[Dataset rows about figures]
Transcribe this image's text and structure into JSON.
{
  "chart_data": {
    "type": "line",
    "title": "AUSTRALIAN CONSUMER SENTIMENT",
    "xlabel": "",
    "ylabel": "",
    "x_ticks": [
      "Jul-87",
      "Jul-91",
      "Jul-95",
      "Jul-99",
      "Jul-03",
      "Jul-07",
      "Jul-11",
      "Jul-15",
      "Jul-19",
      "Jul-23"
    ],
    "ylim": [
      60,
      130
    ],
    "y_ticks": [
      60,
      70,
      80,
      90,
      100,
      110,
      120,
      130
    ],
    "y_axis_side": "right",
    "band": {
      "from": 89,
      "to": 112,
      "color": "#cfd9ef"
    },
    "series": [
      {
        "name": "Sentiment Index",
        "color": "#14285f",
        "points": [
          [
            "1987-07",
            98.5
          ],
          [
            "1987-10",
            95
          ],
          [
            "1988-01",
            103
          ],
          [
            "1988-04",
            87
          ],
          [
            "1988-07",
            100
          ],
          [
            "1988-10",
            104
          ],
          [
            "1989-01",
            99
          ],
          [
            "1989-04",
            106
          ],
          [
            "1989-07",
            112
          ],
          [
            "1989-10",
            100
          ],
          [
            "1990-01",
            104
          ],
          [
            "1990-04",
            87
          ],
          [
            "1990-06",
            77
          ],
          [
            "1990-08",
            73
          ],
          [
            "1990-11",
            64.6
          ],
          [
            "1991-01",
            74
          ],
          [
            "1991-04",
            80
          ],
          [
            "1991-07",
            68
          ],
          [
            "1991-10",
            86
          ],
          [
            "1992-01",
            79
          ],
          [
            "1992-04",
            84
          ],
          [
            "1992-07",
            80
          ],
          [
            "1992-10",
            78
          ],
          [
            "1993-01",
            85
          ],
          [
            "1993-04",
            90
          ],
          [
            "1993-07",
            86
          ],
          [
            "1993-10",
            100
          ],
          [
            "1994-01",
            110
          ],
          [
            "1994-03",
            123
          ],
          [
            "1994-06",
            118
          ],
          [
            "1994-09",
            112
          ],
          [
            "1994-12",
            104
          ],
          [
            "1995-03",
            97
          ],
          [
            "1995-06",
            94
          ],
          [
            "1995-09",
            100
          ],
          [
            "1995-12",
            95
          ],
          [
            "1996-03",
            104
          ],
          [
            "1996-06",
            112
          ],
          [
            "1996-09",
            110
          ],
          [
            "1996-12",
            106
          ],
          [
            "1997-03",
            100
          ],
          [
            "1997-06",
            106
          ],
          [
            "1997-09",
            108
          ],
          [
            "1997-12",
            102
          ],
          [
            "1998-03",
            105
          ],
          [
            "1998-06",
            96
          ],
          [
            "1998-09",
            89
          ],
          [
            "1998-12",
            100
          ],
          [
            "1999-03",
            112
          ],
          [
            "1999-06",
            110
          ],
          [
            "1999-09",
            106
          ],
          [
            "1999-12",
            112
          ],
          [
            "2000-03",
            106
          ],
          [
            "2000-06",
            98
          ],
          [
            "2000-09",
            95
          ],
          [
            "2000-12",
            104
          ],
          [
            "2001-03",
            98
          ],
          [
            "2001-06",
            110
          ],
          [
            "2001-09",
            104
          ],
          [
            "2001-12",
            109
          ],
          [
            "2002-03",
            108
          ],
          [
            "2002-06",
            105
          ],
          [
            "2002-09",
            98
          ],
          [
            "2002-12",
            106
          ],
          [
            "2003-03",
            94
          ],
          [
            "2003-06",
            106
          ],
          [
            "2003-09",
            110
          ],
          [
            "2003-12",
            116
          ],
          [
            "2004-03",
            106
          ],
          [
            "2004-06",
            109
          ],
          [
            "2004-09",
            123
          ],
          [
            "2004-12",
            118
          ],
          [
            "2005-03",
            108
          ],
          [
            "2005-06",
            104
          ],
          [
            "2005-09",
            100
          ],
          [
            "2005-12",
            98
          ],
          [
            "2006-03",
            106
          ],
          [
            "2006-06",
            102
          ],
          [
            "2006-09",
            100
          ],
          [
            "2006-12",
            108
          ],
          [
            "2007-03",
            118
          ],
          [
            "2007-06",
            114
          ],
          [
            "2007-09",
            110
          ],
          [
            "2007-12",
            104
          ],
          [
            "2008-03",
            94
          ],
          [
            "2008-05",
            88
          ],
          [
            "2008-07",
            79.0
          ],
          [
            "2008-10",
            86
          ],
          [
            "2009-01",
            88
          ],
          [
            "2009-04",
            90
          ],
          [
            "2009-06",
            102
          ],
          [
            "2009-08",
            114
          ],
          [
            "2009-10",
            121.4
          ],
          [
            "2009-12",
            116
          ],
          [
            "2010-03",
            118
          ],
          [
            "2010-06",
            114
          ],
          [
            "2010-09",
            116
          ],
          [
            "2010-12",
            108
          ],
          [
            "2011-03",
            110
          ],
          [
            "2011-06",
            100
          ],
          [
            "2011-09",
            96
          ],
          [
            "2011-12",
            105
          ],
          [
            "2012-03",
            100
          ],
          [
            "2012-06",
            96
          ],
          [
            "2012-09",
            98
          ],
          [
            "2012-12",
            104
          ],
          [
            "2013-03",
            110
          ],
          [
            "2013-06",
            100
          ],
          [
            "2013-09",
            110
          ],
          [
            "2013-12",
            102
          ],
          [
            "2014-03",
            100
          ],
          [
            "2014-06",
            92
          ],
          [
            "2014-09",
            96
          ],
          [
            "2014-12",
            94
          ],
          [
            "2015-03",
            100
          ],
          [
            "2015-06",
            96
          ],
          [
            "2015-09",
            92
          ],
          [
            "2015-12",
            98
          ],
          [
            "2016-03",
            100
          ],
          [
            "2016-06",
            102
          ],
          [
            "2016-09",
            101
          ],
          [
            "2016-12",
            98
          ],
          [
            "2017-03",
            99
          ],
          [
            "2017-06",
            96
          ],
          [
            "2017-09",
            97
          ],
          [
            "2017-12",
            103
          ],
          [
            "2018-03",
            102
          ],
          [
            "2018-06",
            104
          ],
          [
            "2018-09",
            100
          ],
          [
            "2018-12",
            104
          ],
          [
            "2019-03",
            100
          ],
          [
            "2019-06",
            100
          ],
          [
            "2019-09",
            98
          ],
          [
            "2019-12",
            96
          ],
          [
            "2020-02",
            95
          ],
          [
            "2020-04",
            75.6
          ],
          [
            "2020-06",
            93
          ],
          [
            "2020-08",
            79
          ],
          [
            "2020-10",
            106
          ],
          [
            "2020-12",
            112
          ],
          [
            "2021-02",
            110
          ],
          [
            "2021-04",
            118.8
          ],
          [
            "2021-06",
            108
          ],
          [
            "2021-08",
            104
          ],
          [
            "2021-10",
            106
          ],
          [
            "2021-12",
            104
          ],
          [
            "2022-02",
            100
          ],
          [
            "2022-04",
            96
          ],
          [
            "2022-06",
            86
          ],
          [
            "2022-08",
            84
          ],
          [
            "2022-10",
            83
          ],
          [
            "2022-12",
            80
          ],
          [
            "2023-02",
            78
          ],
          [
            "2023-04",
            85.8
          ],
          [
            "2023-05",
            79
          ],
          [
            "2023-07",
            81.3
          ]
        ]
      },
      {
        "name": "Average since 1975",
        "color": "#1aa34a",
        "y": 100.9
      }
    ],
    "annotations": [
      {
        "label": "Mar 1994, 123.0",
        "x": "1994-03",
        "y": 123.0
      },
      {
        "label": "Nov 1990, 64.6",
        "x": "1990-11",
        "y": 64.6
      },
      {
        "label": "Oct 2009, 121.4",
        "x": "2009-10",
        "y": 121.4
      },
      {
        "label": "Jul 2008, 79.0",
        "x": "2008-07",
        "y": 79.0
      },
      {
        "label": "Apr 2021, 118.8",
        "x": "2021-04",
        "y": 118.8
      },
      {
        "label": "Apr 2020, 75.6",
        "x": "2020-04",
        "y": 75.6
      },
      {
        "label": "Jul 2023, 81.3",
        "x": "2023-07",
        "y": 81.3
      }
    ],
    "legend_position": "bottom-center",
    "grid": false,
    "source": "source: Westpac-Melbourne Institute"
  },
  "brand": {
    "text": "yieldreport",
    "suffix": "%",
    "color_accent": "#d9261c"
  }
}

## To be done
State how many lines of the entries above include the word "name", offering no text other than the number.

## Solution for this exercise
2